▸ Task to complete: Copy each line below that includes "icon".

▸ Stored entries:
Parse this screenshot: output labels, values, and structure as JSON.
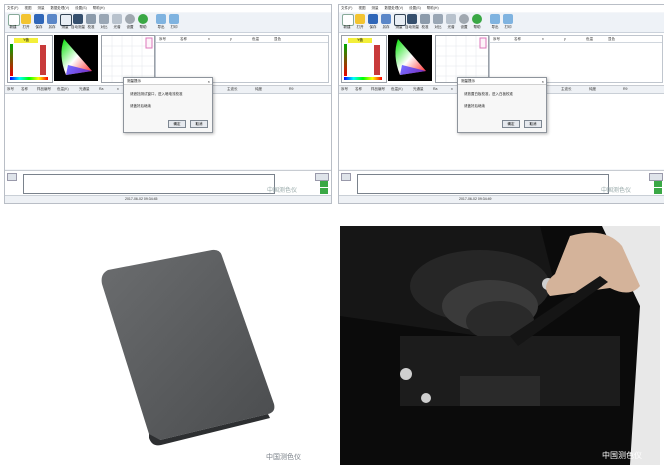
{
  "screens": [
    {
      "menu": [
        "文件(F)",
        "视图",
        "测量",
        "数据处理(V)",
        "设置(S)",
        "帮助(H)"
      ],
      "toolbar": [
        "新建",
        "打开",
        "保存",
        "另存",
        "测量",
        "自动测量",
        "校准",
        "对比",
        "光谱",
        "设置",
        "帮助",
        "导出",
        "打印"
      ],
      "bar_label": "Y值",
      "info_headers": [
        "序号",
        "名称",
        "x",
        "y",
        "色温",
        "显色"
      ],
      "grid_headers": [
        "序号",
        "名称",
        "样品编号",
        "色温(K)",
        "光通量",
        "Ra",
        "x",
        "y",
        "波长",
        "峰值",
        "dom",
        "主波长",
        "纯度",
        "R9"
      ],
      "dialog": {
        "title": "测量提示",
        "line1": "请遮挡测试窗口，进入暗电流校准",
        "line2": "请盖好后继续",
        "ok": "确定",
        "cancel": "取消"
      },
      "status": "2017-06-02 09:34:45"
    },
    {
      "menu": [
        "文件(F)",
        "视图",
        "测量",
        "数据处理(V)",
        "设置(S)",
        "帮助(H)"
      ],
      "toolbar": [
        "新建",
        "打开",
        "保存",
        "另存",
        "测量",
        "自动测量",
        "校准",
        "对比",
        "光谱",
        "设置",
        "帮助",
        "导出",
        "打印"
      ],
      "bar_label": "Y值",
      "info_headers": [
        "序号",
        "名称",
        "x",
        "y",
        "色温",
        "显色"
      ],
      "grid_headers": [
        "序号",
        "名称",
        "样品编号",
        "色温(K)",
        "光通量",
        "Ra",
        "x",
        "y",
        "波长",
        "峰值",
        "dom",
        "主波长",
        "纯度",
        "R9"
      ],
      "dialog": {
        "title": "测量提示",
        "line1": "请放置白板校准，进入白板校准",
        "line2": "请盖好后继续",
        "ok": "确定",
        "cancel": "取消"
      },
      "status": "2017-06-02 09:34:49"
    }
  ],
  "watermark_small": "中国测色仪",
  "watermark_card": "中国测色仪",
  "watermark_device": "中国测色仪",
  "colors": {
    "toolbar_bg": "#eef2f7",
    "window_bg": "#f4f6f9",
    "dialog_bg": "#f7f7f7",
    "accent_green": "#3aa845"
  }
}
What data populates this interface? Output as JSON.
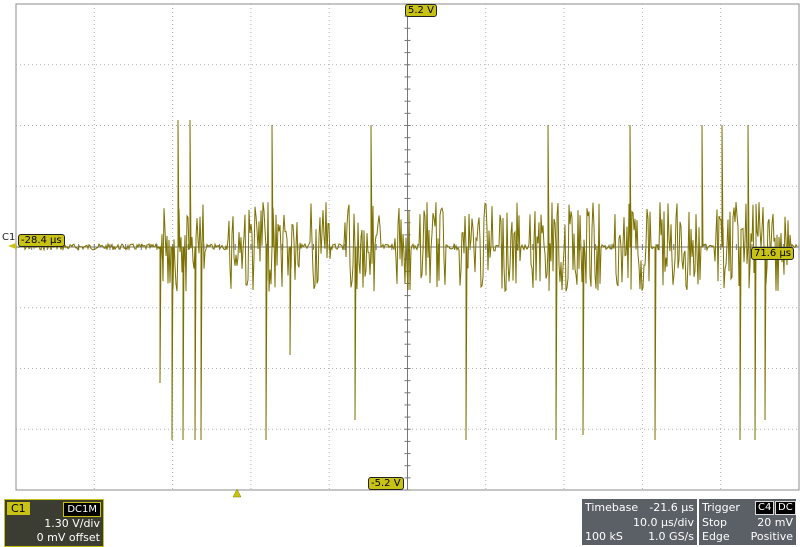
{
  "colors": {
    "trace": "#7b7000",
    "marker": "#c8c214",
    "grid": "#9a9a9a",
    "panel": "#5b6067"
  },
  "markers": {
    "top_level": "5.2 V",
    "bottom_level": "-5.2 V",
    "left_time": "-28.4 µs",
    "right_time": "71.6 µs"
  },
  "channel_id": "C1",
  "channel_panel": {
    "name": "C1",
    "coupling": "DC1M",
    "scale": "1.30 V/div",
    "offset": "0 mV offset"
  },
  "timebase_panel": {
    "title": "Timebase",
    "delay": "-21.6 µs",
    "scale": "10.0 µs/div",
    "samples": "100 kS",
    "rate": "1.0 GS/s"
  },
  "trigger_panel": {
    "title": "Trigger",
    "source": "C4",
    "coupling": "DC",
    "mode": "Stop",
    "level": "20 mV",
    "type": "Edge",
    "slope": "Positive"
  },
  "trigger_position_icon": "triangle-up-icon"
}
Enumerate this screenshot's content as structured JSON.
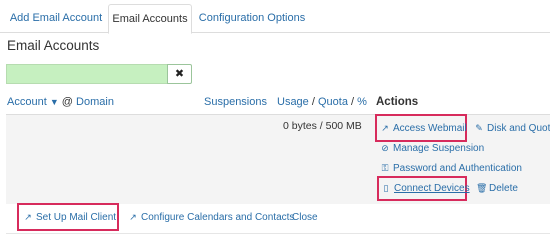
{
  "tabs": [
    {
      "label": "Add Email Account",
      "active": false
    },
    {
      "label": "Email Accounts",
      "active": true
    },
    {
      "label": "Configuration Options",
      "active": false
    }
  ],
  "page_title": "Email Accounts",
  "search": {
    "value": "",
    "clear_icon": "times-icon"
  },
  "table": {
    "headers": {
      "account": "Account",
      "sort_indicator": "▼",
      "at": "@",
      "domain": "Domain",
      "suspensions": "Suspensions",
      "usage": "Usage",
      "slash1": "/",
      "quota": "Quota",
      "slash2": "/",
      "percent": "%",
      "actions": "Actions"
    },
    "row": {
      "quota_text": "0 bytes / 500 MB",
      "actions": {
        "access_webmail": "Access Webmail",
        "disk_and_quota": "Disk and Quota",
        "manage_suspension": "Manage Suspension",
        "password_auth": "Password and Authentication",
        "connect_devices": "Connect Devices",
        "delete": "Delete"
      }
    }
  },
  "bottom_actions": {
    "setup_mail_client": "Set Up Mail Client",
    "configure_calendars": "Configure Calendars and Contacts",
    "close": "Close"
  },
  "colors": {
    "link": "#2a6ea8",
    "highlight": "#d72b5c",
    "search_bg": "#c6f0c0"
  }
}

▸ Completed exercise:
  "trigger_position_icon": "triangle-up-icon"
    "clear_icon": "times-icon"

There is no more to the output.